[Recorded data]
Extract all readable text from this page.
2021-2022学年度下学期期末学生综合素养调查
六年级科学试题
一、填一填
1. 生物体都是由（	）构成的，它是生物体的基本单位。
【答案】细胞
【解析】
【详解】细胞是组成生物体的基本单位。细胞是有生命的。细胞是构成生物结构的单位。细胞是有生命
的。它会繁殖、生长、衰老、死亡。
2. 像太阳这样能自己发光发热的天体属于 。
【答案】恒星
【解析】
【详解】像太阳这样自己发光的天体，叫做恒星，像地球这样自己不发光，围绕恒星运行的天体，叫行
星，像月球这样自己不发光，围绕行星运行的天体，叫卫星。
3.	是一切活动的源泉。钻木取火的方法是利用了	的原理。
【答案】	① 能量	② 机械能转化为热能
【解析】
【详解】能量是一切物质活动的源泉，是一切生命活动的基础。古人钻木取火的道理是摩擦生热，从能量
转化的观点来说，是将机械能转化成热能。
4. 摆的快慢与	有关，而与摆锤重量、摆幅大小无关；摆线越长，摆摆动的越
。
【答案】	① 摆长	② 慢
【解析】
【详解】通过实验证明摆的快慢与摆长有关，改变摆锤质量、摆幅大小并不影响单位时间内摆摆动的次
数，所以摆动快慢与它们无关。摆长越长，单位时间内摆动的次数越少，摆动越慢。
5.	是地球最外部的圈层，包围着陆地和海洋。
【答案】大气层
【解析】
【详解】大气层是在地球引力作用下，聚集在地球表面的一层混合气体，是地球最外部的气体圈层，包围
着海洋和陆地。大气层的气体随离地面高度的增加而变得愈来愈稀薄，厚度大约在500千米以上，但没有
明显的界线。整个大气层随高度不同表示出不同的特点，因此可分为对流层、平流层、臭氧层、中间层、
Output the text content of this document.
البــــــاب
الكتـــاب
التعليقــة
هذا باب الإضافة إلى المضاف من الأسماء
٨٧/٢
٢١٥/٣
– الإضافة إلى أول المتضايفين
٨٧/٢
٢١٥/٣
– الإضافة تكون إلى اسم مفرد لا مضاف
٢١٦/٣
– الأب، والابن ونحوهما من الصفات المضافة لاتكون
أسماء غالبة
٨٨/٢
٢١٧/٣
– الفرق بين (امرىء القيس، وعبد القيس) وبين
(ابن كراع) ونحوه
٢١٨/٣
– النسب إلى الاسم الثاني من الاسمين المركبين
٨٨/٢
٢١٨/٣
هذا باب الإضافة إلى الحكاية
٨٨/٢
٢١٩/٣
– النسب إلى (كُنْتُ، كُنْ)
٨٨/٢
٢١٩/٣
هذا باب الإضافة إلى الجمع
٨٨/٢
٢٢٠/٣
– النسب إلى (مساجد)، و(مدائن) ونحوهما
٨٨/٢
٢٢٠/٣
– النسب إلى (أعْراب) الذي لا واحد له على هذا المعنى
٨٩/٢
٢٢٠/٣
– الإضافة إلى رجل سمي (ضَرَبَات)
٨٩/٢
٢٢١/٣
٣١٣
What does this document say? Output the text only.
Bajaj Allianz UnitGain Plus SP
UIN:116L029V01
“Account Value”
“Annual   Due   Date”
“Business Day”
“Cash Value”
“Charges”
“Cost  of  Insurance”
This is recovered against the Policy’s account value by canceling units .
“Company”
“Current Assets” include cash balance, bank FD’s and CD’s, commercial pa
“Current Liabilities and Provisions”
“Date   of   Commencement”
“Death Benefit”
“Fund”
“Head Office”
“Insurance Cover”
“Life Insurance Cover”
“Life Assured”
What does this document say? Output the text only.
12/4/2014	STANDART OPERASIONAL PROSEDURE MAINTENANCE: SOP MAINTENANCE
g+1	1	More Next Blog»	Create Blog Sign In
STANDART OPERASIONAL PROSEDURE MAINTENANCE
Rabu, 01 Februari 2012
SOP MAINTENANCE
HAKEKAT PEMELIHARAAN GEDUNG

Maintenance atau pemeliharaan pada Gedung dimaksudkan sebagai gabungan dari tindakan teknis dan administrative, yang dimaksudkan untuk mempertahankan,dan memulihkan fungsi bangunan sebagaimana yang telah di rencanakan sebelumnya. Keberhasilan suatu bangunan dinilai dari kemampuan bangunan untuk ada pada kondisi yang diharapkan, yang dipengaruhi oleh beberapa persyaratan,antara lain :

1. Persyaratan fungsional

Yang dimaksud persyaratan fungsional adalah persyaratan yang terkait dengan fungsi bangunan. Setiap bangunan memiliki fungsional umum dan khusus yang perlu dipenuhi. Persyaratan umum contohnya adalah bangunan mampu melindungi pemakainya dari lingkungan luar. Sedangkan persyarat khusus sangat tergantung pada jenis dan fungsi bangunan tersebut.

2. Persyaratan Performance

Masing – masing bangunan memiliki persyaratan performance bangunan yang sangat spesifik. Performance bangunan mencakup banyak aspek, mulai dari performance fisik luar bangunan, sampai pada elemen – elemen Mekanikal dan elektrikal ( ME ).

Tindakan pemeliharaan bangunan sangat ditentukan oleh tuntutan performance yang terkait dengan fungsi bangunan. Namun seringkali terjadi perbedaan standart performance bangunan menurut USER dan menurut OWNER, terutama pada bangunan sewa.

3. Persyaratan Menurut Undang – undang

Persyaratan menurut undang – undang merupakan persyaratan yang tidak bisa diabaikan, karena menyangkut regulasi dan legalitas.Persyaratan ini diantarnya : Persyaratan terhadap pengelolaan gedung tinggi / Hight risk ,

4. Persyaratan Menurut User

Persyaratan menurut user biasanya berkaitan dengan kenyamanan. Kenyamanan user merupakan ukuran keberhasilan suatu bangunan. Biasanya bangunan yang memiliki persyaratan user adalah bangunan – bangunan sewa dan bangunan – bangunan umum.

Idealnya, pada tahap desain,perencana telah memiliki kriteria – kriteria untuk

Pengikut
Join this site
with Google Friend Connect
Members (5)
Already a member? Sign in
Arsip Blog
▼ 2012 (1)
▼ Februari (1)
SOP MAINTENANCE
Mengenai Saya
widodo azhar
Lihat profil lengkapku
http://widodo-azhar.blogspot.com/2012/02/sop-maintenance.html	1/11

WRITTEN INSTRUCTION
Repeat every entry exactly as written above.

RESPONSE TO THE EXERCISE
Extract all readable text from this page.
2021-2022学年度下学期期末学生综合素养调查
六年级科学试题
一、填一填
1. 生物体都是由（	）构成的，它是生物体的基本单位。
【答案】细胞
【解析】
【详解】细胞是组成生物体的基本单位。细胞是有生命的。细胞是构成生物结构的单位。细胞是有生命
的。它会繁殖、生长、衰老、死亡。
2. 像太阳这样能自己发光发热的天体属于 。
【答案】恒星
【解析】
【详解】像太阳这样自己发光的天体，叫做恒星，像地球这样自己不发光，围绕恒星运行的天体，叫行
星，像月球这样自己不发光，围绕行星运行的天体，叫卫星。
3.	是一切活动的源泉。钻木取火的方法是利用了	的原理。
【答案】	① 能量	② 机械能转化为热能
【解析】
【详解】能量是一切物质活动的源泉，是一切生命活动的基础。古人钻木取火的道理是摩擦生热，从能量
转化的观点来说，是将机械能转化成热能。
4. 摆的快慢与	有关，而与摆锤重量、摆幅大小无关；摆线越长，摆摆动的越
。
【答案】	① 摆长	② 慢
【解析】
【详解】通过实验证明摆的快慢与摆长有关，改变摆锤质量、摆幅大小并不影响单位时间内摆摆动的次
数，所以摆动快慢与它们无关。摆长越长，单位时间内摆动的次数越少，摆动越慢。
5.	是地球最外部的圈层，包围着陆地和海洋。
【答案】大气层
【解析】
【详解】大气层是在地球引力作用下，聚集在地球表面的一层混合气体，是地球最外部的气体圈层，包围
着海洋和陆地。大气层的气体随离地面高度的增加而变得愈来愈稀薄，厚度大约在500千米以上，但没有
明显的界线。整个大气层随高度不同表示出不同的特点，因此可分为对流层、平流层、臭氧层、中间层、
Output the text content of this document.
البــــــاب
الكتـــاب
التعليقــة
هذا باب الإضافة إلى المضاف من الأسماء
٨٧/٢
٢١٥/٣
– الإضافة إلى أول المتضايفين
٨٧/٢
٢١٥/٣
– الإضافة تكون إلى اسم مفرد لا مضاف
٢١٦/٣
– الأب، والابن ونحوهما من الصفات المضافة لاتكون
أسماء غالبة
٨٨/٢
٢١٧/٣
– الفرق بين (امرىء القيس، وعبد القيس) وبين
(ابن كراع) ونحوه
٢١٨/٣
– النسب إلى الاسم الثاني من الاسمين المركبين
٨٨/٢
٢١٨/٣
هذا باب الإضافة إلى الحكاية
٨٨/٢
٢١٩/٣
– النسب إلى (كُنْتُ، كُنْ)
٨٨/٢
٢١٩/٣
هذا باب الإضافة إلى الجمع
٨٨/٢
٢٢٠/٣
– النسب إلى (مساجد)، و(مدائن) ونحوهما
٨٨/٢
٢٢٠/٣
– النسب إلى (أعْراب) الذي لا واحد له على هذا المعنى
٨٩/٢
٢٢٠/٣
– الإضافة إلى رجل سمي (ضَرَبَات)
٨٩/٢
٢٢١/٣
٣١٣
What does this document say? Output the text only.
Bajaj Allianz UnitGain Plus SP
UIN:116L029V01
“Account Value”
“Annual   Due   Date”
“Business Day”
“Cash Value”
“Charges”
“Cost  of  Insurance”
This is recovered against the Policy’s account value by canceling units .
“Company”
“Current Assets” include cash balance, bank FD’s and CD’s, commercial pa
“Current Liabilities and Provisions”
“Date   of   Commencement”
“Death Benefit”
“Fund”
“Head Office”
“Insurance Cover”
“Life Insurance Cover”
“Life Assured”
What does this document say? Output the text only.
12/4/2014	STANDART OPERASIONAL PROSEDURE MAINTENANCE: SOP MAINTENANCE
g+1	1	More Next Blog»	Create Blog Sign In
STANDART OPERASIONAL PROSEDURE MAINTENANCE
Rabu, 01 Februari 2012
SOP MAINTENANCE
HAKEKAT PEMELIHARAAN GEDUNG

Maintenance atau pemeliharaan pada Gedung dimaksudkan sebagai gabungan dari tindakan teknis dan administrative, yang dimaksudkan untuk mempertahankan,dan memulihkan fungsi bangunan sebagaimana yang telah di rencanakan sebelumnya. Keberhasilan suatu bangunan dinilai dari kemampuan bangunan untuk ada pada kondisi yang diharapkan, yang dipengaruhi oleh beberapa persyaratan,antara lain :

1. Persyaratan fungsional

Yang dimaksud persyaratan fungsional adalah persyaratan yang terkait dengan fungsi bangunan. Setiap bangunan memiliki fungsional umum dan khusus yang perlu dipenuhi. Persyaratan umum contohnya adalah bangunan mampu melindungi pemakainya dari lingkungan luar. Sedangkan persyarat khusus sangat tergantung pada jenis dan fungsi bangunan tersebut.

2. Persyaratan Performance

Masing – masing bangunan memiliki persyaratan performance bangunan yang sangat spesifik. Performance bangunan mencakup banyak aspek, mulai dari performance fisik luar bangunan, sampai pada elemen – elemen Mekanikal dan elektrikal ( ME ).

Tindakan pemeliharaan bangunan sangat ditentukan oleh tuntutan performance yang terkait dengan fungsi bangunan. Namun seringkali terjadi perbedaan standart performance bangunan menurut USER dan menurut OWNER, terutama pada bangunan sewa.

3. Persyaratan Menurut Undang – undang

Persyaratan menurut undang – undang merupakan persyaratan yang tidak bisa diabaikan, karena menyangkut regulasi dan legalitas.Persyaratan ini diantarnya : Persyaratan terhadap pengelolaan gedung tinggi / Hight risk ,

4. Persyaratan Menurut User

Persyaratan menurut user biasanya berkaitan dengan kenyamanan. Kenyamanan user merupakan ukuran keberhasilan suatu bangunan. Biasanya bangunan yang memiliki persyaratan user adalah bangunan – bangunan sewa dan bangunan – bangunan umum.

Idealnya, pada tahap desain,perencana telah memiliki kriteria – kriteria untuk

Pengikut
Join this site
with Google Friend Connect
Members (5)
Already a member? Sign in
Arsip Blog
▼ 2012 (1)
▼ Februari (1)
SOP MAINTENANCE
Mengenai Saya
widodo azhar
Lihat profil lengkapku
http://widodo-azhar.blogspot.com/2012/02/sop-maintenance.html	1/11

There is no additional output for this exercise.